Input records:
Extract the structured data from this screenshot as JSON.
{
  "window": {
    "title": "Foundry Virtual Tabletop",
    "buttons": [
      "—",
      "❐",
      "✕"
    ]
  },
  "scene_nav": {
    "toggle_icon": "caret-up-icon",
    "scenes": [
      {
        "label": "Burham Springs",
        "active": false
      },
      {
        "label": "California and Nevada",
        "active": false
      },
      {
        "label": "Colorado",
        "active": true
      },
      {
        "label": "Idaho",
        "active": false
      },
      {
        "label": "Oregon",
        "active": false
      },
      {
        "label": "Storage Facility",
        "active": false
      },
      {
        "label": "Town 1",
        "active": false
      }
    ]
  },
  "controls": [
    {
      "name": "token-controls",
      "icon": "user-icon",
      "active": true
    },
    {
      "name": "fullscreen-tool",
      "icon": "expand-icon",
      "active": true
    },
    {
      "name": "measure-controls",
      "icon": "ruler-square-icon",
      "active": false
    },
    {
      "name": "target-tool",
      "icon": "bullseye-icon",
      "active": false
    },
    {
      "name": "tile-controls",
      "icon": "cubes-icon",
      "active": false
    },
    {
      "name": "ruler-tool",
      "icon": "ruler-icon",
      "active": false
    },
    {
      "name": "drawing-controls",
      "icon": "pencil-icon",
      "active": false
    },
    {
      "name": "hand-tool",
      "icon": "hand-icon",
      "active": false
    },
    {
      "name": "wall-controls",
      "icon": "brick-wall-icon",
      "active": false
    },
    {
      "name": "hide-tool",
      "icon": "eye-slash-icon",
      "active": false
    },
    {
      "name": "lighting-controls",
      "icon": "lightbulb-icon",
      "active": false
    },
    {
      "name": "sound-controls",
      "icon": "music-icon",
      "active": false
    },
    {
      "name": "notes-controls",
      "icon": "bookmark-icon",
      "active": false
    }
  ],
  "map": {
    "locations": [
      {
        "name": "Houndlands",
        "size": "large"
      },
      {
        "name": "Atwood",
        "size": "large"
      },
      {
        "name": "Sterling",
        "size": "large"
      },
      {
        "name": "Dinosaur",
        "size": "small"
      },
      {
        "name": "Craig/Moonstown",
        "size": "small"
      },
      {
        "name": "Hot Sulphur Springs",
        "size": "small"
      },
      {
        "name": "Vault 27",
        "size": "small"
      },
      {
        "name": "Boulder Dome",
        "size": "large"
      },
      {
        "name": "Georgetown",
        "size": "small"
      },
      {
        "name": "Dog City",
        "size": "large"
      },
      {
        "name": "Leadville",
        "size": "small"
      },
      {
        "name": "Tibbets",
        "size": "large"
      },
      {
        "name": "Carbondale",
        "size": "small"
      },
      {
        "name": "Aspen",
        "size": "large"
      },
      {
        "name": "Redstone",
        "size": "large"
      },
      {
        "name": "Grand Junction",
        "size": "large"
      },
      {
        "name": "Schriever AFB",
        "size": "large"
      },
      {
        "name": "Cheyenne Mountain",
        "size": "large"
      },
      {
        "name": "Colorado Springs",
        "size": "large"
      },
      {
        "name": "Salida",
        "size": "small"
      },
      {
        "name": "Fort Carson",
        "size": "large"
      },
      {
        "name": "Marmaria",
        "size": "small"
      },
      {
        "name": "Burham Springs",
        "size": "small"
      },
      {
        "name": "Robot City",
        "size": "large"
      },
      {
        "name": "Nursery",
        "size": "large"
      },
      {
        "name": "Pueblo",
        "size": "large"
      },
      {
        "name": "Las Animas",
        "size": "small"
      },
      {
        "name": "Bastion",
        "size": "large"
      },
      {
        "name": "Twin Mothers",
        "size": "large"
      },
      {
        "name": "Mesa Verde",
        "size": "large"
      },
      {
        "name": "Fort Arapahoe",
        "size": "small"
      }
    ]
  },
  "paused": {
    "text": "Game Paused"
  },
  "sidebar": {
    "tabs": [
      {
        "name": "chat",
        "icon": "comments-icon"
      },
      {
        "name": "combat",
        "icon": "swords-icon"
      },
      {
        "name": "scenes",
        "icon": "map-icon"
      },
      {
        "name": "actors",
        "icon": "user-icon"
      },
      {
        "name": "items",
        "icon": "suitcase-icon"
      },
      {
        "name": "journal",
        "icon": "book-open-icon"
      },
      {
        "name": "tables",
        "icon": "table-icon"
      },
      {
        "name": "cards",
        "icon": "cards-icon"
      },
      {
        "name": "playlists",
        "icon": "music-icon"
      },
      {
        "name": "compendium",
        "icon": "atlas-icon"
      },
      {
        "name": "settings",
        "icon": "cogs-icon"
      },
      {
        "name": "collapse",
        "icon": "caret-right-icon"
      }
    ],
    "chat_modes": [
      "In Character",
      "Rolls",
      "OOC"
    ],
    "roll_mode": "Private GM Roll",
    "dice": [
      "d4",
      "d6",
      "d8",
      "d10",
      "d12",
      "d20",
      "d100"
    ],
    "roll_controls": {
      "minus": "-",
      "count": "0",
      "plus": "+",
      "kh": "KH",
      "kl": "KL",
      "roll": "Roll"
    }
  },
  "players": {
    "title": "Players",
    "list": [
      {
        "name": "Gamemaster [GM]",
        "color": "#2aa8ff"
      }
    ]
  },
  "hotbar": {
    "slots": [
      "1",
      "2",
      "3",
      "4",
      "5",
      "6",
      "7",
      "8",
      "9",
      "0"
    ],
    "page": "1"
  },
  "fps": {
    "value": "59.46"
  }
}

==

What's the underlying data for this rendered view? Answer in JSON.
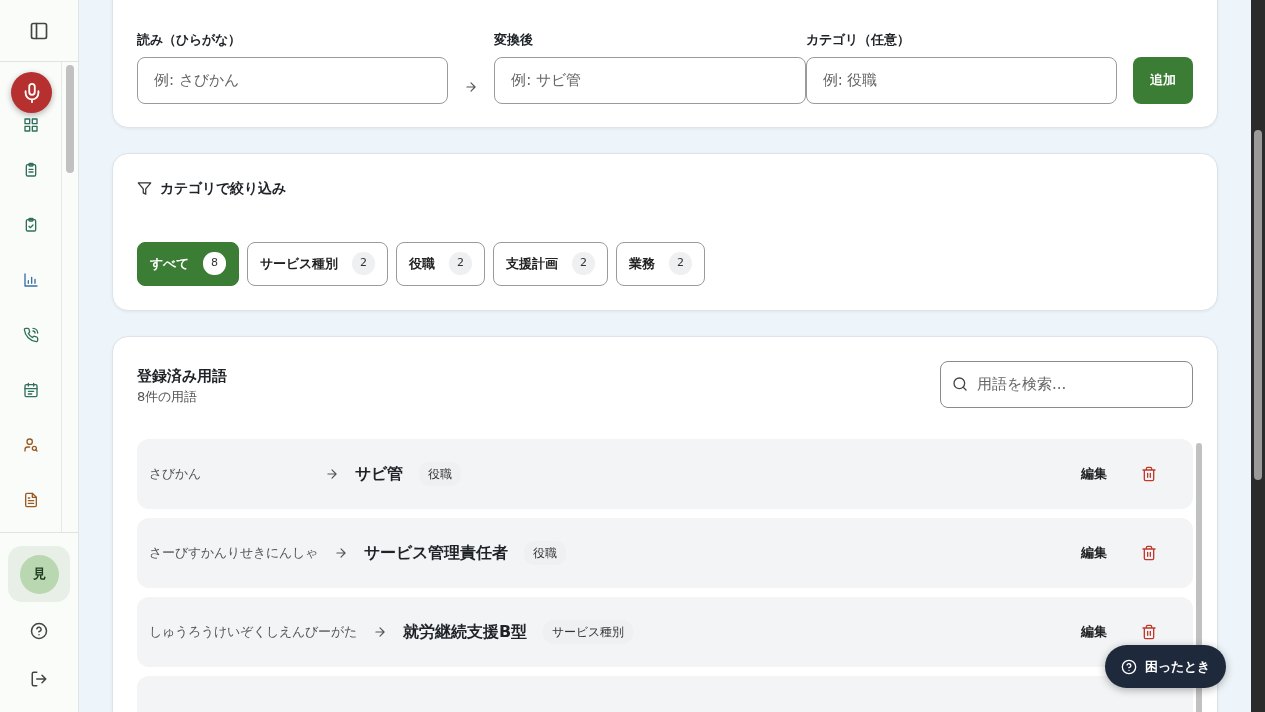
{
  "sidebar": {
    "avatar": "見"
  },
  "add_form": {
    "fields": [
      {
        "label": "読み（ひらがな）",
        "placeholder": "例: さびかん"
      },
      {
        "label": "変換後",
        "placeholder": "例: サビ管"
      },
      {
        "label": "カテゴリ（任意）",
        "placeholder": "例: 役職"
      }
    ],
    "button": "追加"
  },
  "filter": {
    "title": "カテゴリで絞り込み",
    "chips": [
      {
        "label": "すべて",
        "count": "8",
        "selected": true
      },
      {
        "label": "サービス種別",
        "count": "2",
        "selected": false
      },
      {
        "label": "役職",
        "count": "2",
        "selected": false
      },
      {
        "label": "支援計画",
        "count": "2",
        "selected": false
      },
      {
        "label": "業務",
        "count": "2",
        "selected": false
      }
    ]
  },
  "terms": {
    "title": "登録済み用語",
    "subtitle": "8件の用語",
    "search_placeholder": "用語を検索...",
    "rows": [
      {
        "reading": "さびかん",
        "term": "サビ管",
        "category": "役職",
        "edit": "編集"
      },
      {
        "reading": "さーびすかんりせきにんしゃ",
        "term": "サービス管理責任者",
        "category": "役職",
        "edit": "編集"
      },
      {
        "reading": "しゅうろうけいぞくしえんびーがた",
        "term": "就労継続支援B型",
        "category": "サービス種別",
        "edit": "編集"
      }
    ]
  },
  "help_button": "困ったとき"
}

Objective:
Look through the entries and find each line that has the string "ruler". Copy those lines.

Response:
      "icon": "ruler-square-icon",
      "name": "ruler-tool",
      "icon": "ruler-icon",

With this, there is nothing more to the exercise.